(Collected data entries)
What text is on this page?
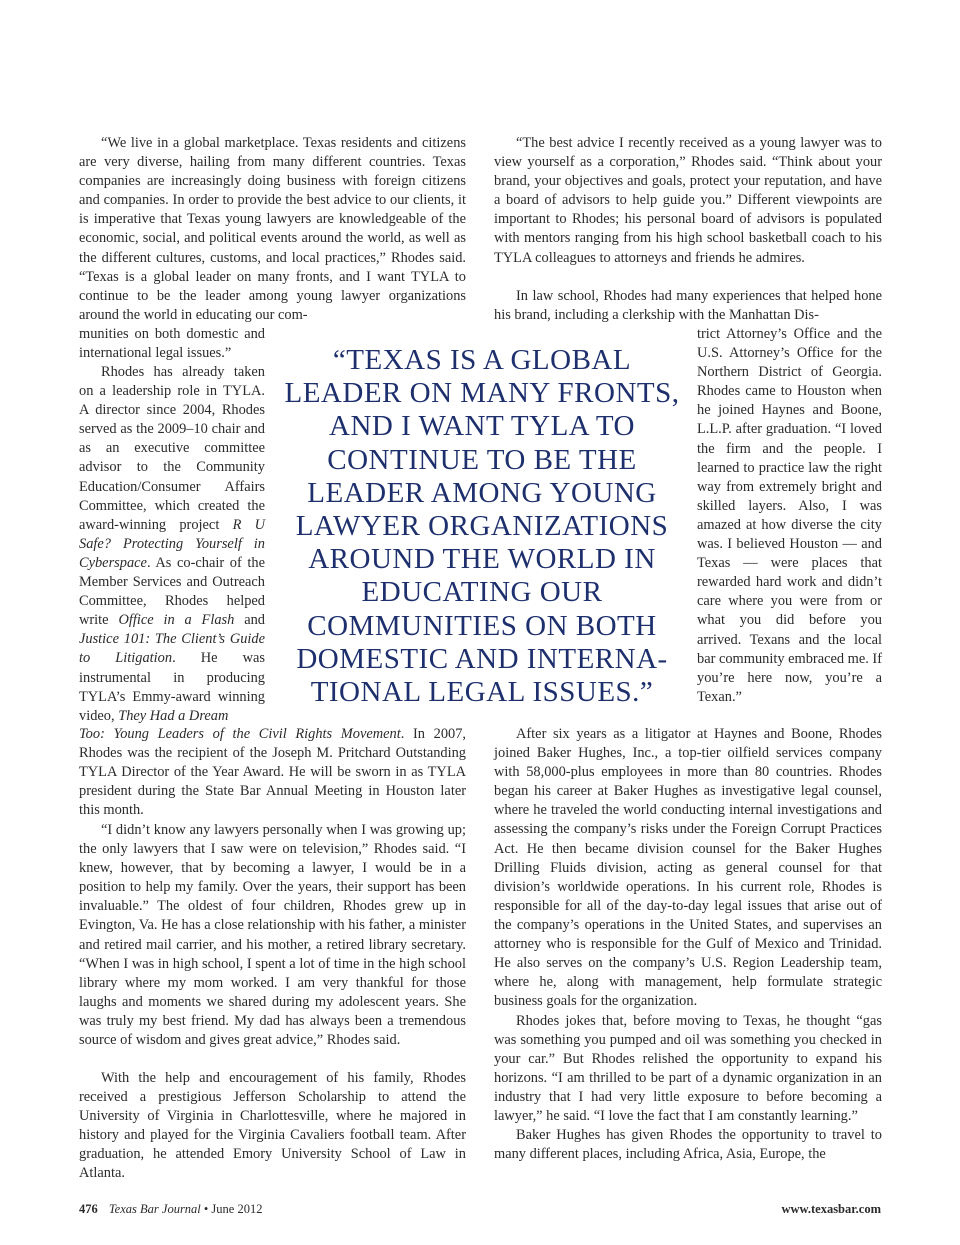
“We live in a global marketplace. Texas residents and citizens are very diverse, hailing from many different countries. Texas companies are increasingly doing business with foreign citizens and companies. In order to provide the best advice to our clients, it is imperative that Texas young lawyers are knowledgeable of the economic, social, and political events around the world, as well as the different cultures, customs, and local practices,” Rhodes said. “Texas is a global leader on many fronts, and I want TYLA to continue to be the leader among young lawyer organizations around the world in educating our com-

munities on both domestic and international legal issues.”

Rhodes has already taken on a leadership role in TYLA. A director since 2004, Rhodes served as the 2009–10 chair and as an executive committee advisor to the Community Education/Consumer Affairs Committee, which created the award-winning project R U Safe? Protecting Yourself in Cyberspace. As co-chair of the Member Services and Outreach Committee, Rhodes helped write Office in a Flash and Justice 101: The Client’s Guide to Litigation. He was instrumental in producing TYLA’s Emmy-award winning video, They Had a Dream

Too: Young Leaders of the Civil Rights Movement. In 2007, Rhodes was the recipient of the Joseph M. Pritchard Outstanding TYLA Director of the Year Award. He will be sworn in as TYLA president during the State Bar Annual Meeting in Houston later this month.

“I didn’t know any lawyers personally when I was growing up; the only lawyers that I saw were on television,” Rhodes said. “I knew, however, that by becoming a lawyer, I would be in a position to help my family. Over the years, their support has been invaluable.” The oldest of four children, Rhodes grew up in Evington, Va. He has a close relationship with his father, a minister and retired mail carrier, and his mother, a retired library secretary. “When I was in high school, I spent a lot of time in the high school library where my mom worked. I am very thankful for those laughs and moments we shared during my adolescent years. She was truly my best friend. My dad has always been a tremendous source of wisdom and gives great advice,” Rhodes said.

With the help and encouragement of his family, Rhodes received a prestigious Jefferson Scholarship to attend the University of Virginia in Charlottesville, where he majored in history and played for the Virginia Cavaliers football team. After graduation, he attended Emory University School of Law in Atlanta.

“TEXAS IS A GLOBAL LEADER ON MANY FRONTS, AND I WANT TYLA TO CONTINUE TO BE THE LEADER AMONG YOUNG LAWYER ORGANIZATIONS AROUND THE WORLD IN EDUCATING OUR COMMUNITIES ON BOTH DOMESTIC AND INTERNA- TIONAL LEGAL ISSUES.”

“The best advice I recently received as a young lawyer was to view yourself as a corporation,” Rhodes said. “Think about your brand, your objectives and goals, protect your reputation, and have a board of advisors to help guide you.” Different viewpoints are important to Rhodes; his personal board of advisors is populated with mentors ranging from his high school basketball coach to his TYLA colleagues to attorneys and friends he admires.

In law school, Rhodes had many experiences that helped hone his brand, including a clerkship with the Manhattan Dis-

trict Attorney’s Office and the U.S. Attorney’s Office for the Northern District of Georgia. Rhodes came to Houston when he joined Haynes and Boone, L.L.P. after graduation. “I loved the firm and the people. I learned to practice law the right way from extremely bright and skilled layers. Also, I was amazed at how diverse the city was. I believed Houston — and Texas — were places that rewarded hard work and didn’t care where you were from or what you did before you arrived. Texans and the local bar community embraced me. If you’re here now, you’re a Texan.”

After six years as a litigator at Haynes and Boone, Rhodes joined Baker Hughes, Inc., a top-tier oilfield services company with 58,000-plus employees in more than 80 countries. Rhodes began his career at Baker Hughes as investigative legal counsel, where he traveled the world conducting internal investigations and assessing the company’s risks under the Foreign Corrupt Practices Act. He then became division counsel for the Baker Hughes Drilling Fluids division, acting as general counsel for that division’s worldwide operations. In his current role, Rhodes is responsible for all of the day-to-day legal issues that arise out of the company’s operations in the United States, and supervises an attorney who is responsible for the Gulf of Mexico and Trinidad. He also serves on the company’s U.S. Region Leadership team, where he, along with management, help formulate strategic business goals for the organization.

Rhodes jokes that, before moving to Texas, he thought “gas was something you pumped and oil was something you checked in your car.” But Rhodes relished the opportunity to expand his horizons. “I am thrilled to be part of a dynamic organization in an industry that I had very little exposure to before becoming a lawyer,” he said. “I love the fact that I am constantly learning.”

Baker Hughes has given Rhodes the opportunity to travel to many different places, including Africa, Asia, Europe, the

476 Texas Bar Journal • June 2012	www.texasbar.com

* Stated exercise: Identify the lines above with the word "including". Copy them.

* Exercise result:
In law school, Rhodes had many experiences that helped hone his brand, including a clerkship with the Manhattan Dis-
Baker Hughes has given Rhodes the opportunity to travel to many different places, including Africa, Asia, Europe, the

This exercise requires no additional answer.